Текст:
##############################
Вспоминаю, как много внимания я уделяла своей племяннице Эльхен, а своему милому мальчику ничего не могу уделить. Как хотелось бы лежать вместе с ним и чувствовать его теплое тельце, ощущать его маленькие ручки и ножки. Мысль о том, что его скоро от меня отнимут, приводит в ужас.

Альбертик, мой маленький белобрысый светлячок, если бы ты знал, как любит тебя твоя мама, сколько радости и сколько страдания выносит она».

(Из дневника Софии Петровны Майн. 15.02.1942 г.)

– Дома вы продолжили рисовать?

– Сразу по возвращению не до рисования было. А в девятом, кажется, классе я заболел. Мы жили очень бедно, и это угнетало. Все в классе ходят в нормальной одежде, а у меня брюки штопаные, рубашки с заплатками на локтях, на ногах бурки, которые мама сама шила, а чтобы не намокали, сверху надевались калоши…

В девятом классе, когда девочки и пацаны стали как-то группироваться, пары образовывались, меня стала ещё больше тяготить эта бедность, убогость. И, видимо, на почве сильного стресса я заболел, а врачи не могли понять, что со мной. Положили в больницу. Там назначили пункцию. И вот, когда у меня брали костный мозг, это такая очень болезненная процедура, я плакал не от боли, а от стыда, что бельё на мне ужасное, залатанное всё. Мне так стыдно перед медсёстрами было.

В больнице я снова начал рисовать. Попросил карандаш, бумагу и стал наносить на лист деревья, траву, всё, что видел в окно. И доктор тогда сказал маме: «Ну теперь выкарабкается!».

– Но из больницы вы вернулись в те же условия?
##############################
Задание:
Продублируйте без изменений фрагмент текста выше, начиная со слов «Вспоминаю, как много» и заканчивая словами «Майн. 15.02.1942 г.)».
##############################
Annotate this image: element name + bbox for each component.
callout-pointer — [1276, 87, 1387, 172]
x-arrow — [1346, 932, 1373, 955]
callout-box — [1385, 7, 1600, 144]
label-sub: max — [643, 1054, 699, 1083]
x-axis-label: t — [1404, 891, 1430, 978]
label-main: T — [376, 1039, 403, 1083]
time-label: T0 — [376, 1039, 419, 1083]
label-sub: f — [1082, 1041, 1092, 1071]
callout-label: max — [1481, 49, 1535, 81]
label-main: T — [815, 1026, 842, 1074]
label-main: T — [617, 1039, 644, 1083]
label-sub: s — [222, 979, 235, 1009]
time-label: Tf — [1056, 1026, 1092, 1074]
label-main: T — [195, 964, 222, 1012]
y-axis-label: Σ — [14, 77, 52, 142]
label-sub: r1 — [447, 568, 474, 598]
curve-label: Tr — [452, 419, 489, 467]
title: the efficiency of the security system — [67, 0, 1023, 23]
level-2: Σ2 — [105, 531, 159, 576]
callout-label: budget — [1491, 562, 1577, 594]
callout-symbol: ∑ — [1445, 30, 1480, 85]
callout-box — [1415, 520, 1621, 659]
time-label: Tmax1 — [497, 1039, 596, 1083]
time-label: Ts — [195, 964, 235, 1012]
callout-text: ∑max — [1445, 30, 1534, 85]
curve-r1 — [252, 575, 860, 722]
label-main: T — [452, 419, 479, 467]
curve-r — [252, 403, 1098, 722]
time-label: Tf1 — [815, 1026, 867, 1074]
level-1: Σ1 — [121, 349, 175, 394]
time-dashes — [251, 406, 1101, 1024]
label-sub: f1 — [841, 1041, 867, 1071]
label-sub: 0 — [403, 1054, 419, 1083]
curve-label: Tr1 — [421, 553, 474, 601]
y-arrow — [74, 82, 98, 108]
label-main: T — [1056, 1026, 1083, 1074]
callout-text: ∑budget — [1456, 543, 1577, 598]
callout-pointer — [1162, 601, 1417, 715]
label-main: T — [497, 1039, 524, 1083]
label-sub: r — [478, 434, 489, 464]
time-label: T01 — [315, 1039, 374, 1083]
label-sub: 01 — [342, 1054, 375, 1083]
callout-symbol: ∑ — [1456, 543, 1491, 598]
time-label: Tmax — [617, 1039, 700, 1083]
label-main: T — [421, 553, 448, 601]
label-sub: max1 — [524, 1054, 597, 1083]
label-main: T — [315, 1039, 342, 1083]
##############################
Результат:
Вспоминаю, как много внимания я уделяла своей племяннице Эльхен, а своему милому мальчику ничего не могу уделить. Как хотелось бы лежать вместе с ним и чувствовать его теплое тельце, ощущать его маленькие ручки и ножки. Мысль о том, что его скоро от меня отнимут, приводит в ужас.

Альбертик, мой маленький белобрысый светлячок, если бы ты знал, как любит тебя твоя мама, сколько радости и сколько страдания выносит она».

(Из дневника Софии Петровны Майн. 15.02.1942 г.)